═════ TEXTAUSZUG ═════

In der UBS-Geschäftsleitung sitzen Sabine Keller-Busse und Kathryn Shih. Keller-Busse ist COO und oberste Personalchefin der UBS und SIX-Verwaltungsrätin. Shih amtet als Präsidentin der Region Asien Pazifik.

Die nächsthöhere Hierarchiestufe erklommen haben ein Dutzend Frauen, etwa Christine Novakovic, Leiterin Corporate & Institutional Clients (CIC) und UBS Investment Bank Schweiz, oder Karin Oertli Küng, Leiterin Asset Management Schweiz und Region EMEA. Susanne Thellung ist als einzige Regionalleiterin der UBS für die Geschäftstätigkeit in der Zentralschweiz verantwortlich.

Erstaunlich wenig in der Öffentlichkeit präsent ist auch Anke Bridge, die den Bereich Digital Solutions & Delivery der Credit Suisse Schweiz leitet. Als Rising Stars der CS gelten auch Jin Yee Young, die den wichtigen Markt Singapur verantwortet, sowie Laura Barrowman, Chief Technology Officer.

Für Aufsehen sorgte im Juli der Wechsel der Chefin der schwedischen Grossbank SEB, Annika Falkengren, als Partnerin zur Genfer Privatbank Lombard Odier.

Erfolgreiche Unternehmerinnen

In der Konzernleitung der Post sitzen neben der Konzernchefin Susanne Ruoff Valérie Schelker als Personalchefin und Claudia Pletscher als Entwicklungschefin. 2016 hätten zehn Frauen im mittleren Kader gearbeitet, diese seien entweder schon einen Schritt weiter oder in einer guten Position, um Karriere zu machen, heisst es bei der Post.

Den Personalvermittler Adecco in der Schweiz führt Nicole Burth. Der Konzernleitung des Milchverarbeiters Emmi gehört Natalie Rüedi an. Auf Direktionsebene arbeiten bei Coop Schweiz derzeit vier Frauen.

Weniger Hemmungen einzelne Frauen hervorzustreichen, haben offensichtlich Verbände. Der Textilverband Schweiz verweist auf Caroline Forster, Co-Chefin der Forster-Rohner-Gruppe und PKZ-Chefin Manuela Beer. Newcomerinnen sind etwa die Gründerinnen des Zürcher Lingerie-Labels LYN Lingerie, Ramona Keller und Evelyn Bozzolini.

Selbst im Baugewerbe gibt es erfolgreiche Frauen. Daniela Spuhler-Hofmann, die Frau von Stadler-Verwaltungsratspräsident Peter Spuhler, ist Verwaltungsratspräsidentin der Zürcher Baufirmen Esslinger und Barizzi. Seit Mitte 2016 ist Andrea Wucher Chefin der Berner Baufirma Weiss+Appetito.

═════

| IHRE AUFGABEN |
(1) Beantworten Sie anhand des Textauszugs die folgenden Fragen:
(a) Welche Funktion übt Kathryn Shih bei der UBS aus?
(b) Zu welchem Institut wechselte Annika Falkengren im Juli?
(c) Seit wann leitet Andrea Wucher die Berner Baufirma Weiss+Appetito?
(2) Geben Sie aus dem Textauszug den Abschnitt wortgetreu wieder, der mit den Worten „Den Personalvermittler Adecco“ anfängt und mit „Berner Baufirma Weiss+Appetito.“ schließt.
(3) Zählen Sie alle Frauen auf, die der Textauszug namentlich als bei der UBS tätig nennt.

═════ BEREITGESTELLTE DATEN ═════

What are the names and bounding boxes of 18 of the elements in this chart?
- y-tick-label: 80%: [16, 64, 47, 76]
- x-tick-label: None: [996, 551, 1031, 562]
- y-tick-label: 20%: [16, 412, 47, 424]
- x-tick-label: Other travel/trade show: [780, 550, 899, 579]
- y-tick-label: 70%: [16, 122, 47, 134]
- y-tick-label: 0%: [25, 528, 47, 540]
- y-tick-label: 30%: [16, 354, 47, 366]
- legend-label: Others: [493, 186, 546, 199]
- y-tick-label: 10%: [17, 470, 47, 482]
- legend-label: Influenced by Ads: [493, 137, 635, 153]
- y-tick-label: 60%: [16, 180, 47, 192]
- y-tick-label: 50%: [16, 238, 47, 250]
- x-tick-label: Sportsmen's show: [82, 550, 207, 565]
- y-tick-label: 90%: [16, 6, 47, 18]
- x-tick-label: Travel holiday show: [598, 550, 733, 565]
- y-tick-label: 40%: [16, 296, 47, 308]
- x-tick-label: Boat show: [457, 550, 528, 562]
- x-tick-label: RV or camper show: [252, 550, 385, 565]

═════

| ANTWORTEN |
(1)
(a) Sie ist Präsidentin der Region Asien Pazifik.
(b) Sie wechselte als Partnerin zur Genfer Privatbank Lombard Odier.
(c) Seit Mitte 2016.

(2)
Den Personalvermittler Adecco in der Schweiz führt Nicole Burth. Der Konzernleitung des Milchverarbeiters Emmi gehört Natalie Rüedi an. Auf Direktionsebene arbeiten bei Coop Schweiz derzeit vier Frauen.

Weniger Hemmungen einzelne Frauen hervorzustreichen, haben offensichtlich Verbände. Der Textilverband Schweiz verweist auf Caroline Forster, Co-Chefin der Forster-Rohner-Gruppe und PKZ-Chefin Manuela Beer. Newcomerinnen sind etwa die Gründerinnen des Zürcher Lingerie-Labels LYN Lingerie, Ramona Keller und Evelyn Bozzolini.

Selbst im Baugewerbe gibt es erfolgreiche Frauen. Daniela Spuhler-Hofmann, die Frau von Stadler-Verwaltungsratspräsident Peter Spuhler, ist Verwaltungsratspräsidentin der Zürcher Baufirmen Esslinger und Barizzi. Seit Mitte 2016 ist Andrea Wucher Chefin der Berner Baufirma Weiss+Appetito.

(3)
Sabine Keller-Busse
Kathryn Shih
Christine Novakovic
Karin Oertli Küng
Susanne Thellung